EXERCISE DIRECTIONS: Set down all of the data exactly as it appears.

INFORMATION SHOWN:

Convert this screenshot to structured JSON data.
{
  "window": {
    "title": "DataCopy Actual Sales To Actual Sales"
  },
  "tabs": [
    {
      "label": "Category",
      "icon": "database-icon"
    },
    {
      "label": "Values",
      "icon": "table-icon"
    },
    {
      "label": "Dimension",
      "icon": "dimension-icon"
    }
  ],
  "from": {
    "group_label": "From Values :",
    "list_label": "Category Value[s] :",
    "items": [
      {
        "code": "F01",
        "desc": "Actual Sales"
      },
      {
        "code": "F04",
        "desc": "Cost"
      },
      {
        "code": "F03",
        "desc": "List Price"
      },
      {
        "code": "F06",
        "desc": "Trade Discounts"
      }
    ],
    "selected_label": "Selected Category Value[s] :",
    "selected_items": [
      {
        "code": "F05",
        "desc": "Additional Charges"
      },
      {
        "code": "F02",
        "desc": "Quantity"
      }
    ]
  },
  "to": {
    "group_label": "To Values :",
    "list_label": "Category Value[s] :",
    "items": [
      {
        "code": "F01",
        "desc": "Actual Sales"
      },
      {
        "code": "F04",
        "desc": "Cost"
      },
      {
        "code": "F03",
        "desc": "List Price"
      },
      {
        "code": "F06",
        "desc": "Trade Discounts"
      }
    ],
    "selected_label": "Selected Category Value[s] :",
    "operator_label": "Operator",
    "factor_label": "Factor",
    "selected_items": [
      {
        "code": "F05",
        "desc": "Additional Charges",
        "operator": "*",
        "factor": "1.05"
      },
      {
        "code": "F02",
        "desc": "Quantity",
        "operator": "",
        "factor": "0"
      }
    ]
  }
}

ANSWER TO THE EXERCISE:
Convert this screenshot to structured JSON data.
{
  "window": {
    "title": "DataCopy Actual Sales To Actual Sales"
  },
  "tabs": [
    {
      "label": "Category",
      "icon": "database-icon"
    },
    {
      "label": "Values",
      "icon": "table-icon"
    },
    {
      "label": "Dimension",
      "icon": "dimension-icon"
    }
  ],
  "from": {
    "group_label": "From Values :",
    "list_label": "Category Value[s] :",
    "items": [
      {
        "code": "F01",
        "desc": "Actual Sales"
      },
      {
        "code": "F04",
        "desc": "Cost"
      },
      {
        "code": "F03",
        "desc": "List Price"
      },
      {
        "code": "F06",
        "desc": "Trade Discounts"
      }
    ],
    "selected_label": "Selected Category Value[s] :",
    "selected_items": [
      {
        "code": "F05",
        "desc": "Additional Charges"
      },
      {
        "code": "F02",
        "desc": "Quantity"
      }
    ]
  },
  "to": {
    "group_label": "To Values :",
    "list_label": "Category Value[s] :",
    "items": [
      {
        "code": "F01",
        "desc": "Actual Sales"
      },
      {
        "code": "F04",
        "desc": "Cost"
      },
      {
        "code": "F03",
        "desc": "List Price"
      },
      {
        "code": "F06",
        "desc": "Trade Discounts"
      }
    ],
    "selected_label": "Selected Category Value[s] :",
    "operator_label": "Operator",
    "factor_label": "Factor",
    "selected_items": [
      {
        "code": "F05",
        "desc": "Additional Charges",
        "operator": "*",
        "factor": "1.05"
      },
      {
        "code": "F02",
        "desc": "Quantity",
        "operator": "",
        "factor": "0"
      }
    ]
  }
}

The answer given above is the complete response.